Only lines with the string "Instalar" matter here; gather them from the material below.

───── Record list ─────

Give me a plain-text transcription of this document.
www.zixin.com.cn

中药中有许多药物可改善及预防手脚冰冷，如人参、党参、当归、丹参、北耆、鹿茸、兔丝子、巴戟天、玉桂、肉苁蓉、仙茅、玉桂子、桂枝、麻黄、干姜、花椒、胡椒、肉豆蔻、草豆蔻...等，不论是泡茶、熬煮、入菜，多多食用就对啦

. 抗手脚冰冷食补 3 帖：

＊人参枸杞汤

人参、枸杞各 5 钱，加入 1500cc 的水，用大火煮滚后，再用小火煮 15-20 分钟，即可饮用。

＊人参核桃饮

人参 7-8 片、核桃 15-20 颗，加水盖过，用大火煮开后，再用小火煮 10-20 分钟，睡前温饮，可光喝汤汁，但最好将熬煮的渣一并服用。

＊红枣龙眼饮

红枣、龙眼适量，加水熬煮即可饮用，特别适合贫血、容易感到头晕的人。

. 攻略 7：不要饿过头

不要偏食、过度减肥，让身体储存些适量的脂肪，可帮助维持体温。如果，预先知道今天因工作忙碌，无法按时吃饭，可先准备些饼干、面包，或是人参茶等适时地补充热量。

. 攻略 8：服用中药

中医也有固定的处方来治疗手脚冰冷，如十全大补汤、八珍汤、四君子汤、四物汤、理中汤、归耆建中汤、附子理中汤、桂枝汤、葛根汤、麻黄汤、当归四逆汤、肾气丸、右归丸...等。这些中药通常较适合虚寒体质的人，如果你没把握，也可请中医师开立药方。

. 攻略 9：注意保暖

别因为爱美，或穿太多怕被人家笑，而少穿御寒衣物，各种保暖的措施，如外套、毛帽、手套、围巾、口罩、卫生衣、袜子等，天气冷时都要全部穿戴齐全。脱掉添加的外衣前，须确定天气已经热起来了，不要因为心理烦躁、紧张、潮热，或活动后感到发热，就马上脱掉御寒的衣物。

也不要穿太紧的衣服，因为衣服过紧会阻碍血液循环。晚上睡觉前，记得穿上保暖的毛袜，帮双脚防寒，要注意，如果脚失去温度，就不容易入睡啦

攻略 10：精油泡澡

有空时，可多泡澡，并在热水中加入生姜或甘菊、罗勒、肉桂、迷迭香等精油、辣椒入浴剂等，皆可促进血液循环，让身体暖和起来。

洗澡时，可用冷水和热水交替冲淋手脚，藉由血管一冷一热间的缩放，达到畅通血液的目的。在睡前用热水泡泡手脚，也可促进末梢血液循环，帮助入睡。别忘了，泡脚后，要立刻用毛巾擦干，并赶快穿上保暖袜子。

─────
───── Record list ─────

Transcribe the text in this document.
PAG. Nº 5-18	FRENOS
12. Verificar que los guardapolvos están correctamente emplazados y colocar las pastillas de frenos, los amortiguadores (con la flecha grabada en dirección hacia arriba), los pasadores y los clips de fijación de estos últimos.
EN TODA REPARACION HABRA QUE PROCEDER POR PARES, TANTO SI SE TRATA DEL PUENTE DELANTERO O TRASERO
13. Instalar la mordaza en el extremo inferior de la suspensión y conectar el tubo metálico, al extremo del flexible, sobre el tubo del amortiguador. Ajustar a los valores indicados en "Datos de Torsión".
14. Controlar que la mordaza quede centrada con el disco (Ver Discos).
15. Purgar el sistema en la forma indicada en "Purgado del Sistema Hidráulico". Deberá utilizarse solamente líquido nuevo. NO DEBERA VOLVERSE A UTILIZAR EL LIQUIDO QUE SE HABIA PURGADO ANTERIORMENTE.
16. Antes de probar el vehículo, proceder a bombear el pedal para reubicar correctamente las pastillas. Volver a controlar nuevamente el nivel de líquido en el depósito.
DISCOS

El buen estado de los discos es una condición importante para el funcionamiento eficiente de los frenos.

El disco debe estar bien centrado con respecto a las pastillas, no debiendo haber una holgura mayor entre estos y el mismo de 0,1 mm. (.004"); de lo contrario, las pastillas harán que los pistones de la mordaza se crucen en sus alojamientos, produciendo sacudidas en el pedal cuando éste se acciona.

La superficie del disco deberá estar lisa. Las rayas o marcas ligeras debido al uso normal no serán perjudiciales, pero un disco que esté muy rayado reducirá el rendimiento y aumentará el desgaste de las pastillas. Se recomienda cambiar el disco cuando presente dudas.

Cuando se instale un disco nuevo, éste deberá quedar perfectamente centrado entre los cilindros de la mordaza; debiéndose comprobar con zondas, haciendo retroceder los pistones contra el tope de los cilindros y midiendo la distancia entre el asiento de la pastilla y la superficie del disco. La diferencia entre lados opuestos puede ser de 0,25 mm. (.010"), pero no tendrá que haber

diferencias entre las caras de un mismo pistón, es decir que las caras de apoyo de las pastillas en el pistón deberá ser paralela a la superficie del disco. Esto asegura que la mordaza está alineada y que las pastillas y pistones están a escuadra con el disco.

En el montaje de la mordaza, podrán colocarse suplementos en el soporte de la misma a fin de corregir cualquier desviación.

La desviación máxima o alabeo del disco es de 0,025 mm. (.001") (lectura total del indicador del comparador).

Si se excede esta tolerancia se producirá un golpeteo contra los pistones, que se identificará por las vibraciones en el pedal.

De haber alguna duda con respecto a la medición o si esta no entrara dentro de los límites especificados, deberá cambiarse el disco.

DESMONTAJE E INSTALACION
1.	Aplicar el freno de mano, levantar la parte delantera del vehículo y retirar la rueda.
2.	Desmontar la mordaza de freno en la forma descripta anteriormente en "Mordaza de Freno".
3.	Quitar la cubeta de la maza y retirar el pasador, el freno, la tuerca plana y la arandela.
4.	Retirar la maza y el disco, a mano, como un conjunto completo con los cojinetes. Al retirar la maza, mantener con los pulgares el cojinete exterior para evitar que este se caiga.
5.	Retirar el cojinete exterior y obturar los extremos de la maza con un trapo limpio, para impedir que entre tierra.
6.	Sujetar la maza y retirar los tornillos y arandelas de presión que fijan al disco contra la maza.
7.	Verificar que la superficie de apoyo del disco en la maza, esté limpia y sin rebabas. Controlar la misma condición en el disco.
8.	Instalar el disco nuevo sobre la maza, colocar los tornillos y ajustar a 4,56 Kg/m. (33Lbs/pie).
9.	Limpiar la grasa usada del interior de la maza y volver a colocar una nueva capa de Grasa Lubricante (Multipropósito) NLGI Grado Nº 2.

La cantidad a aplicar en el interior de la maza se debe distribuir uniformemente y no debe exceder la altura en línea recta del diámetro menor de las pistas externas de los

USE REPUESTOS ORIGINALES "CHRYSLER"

─────

# In response
13. Instalar la mordaza en el extremo inferior de la suspensión y conectar el tubo metálico, al extremo del flexible, sobre el tubo del amortiguador. Ajustar a los valores indicados en "Datos de Torsión".
8.	Instalar el disco nuevo sobre la maza, colocar los tornillos y ajustar a 4,56 Kg/m. (33Lbs/pie).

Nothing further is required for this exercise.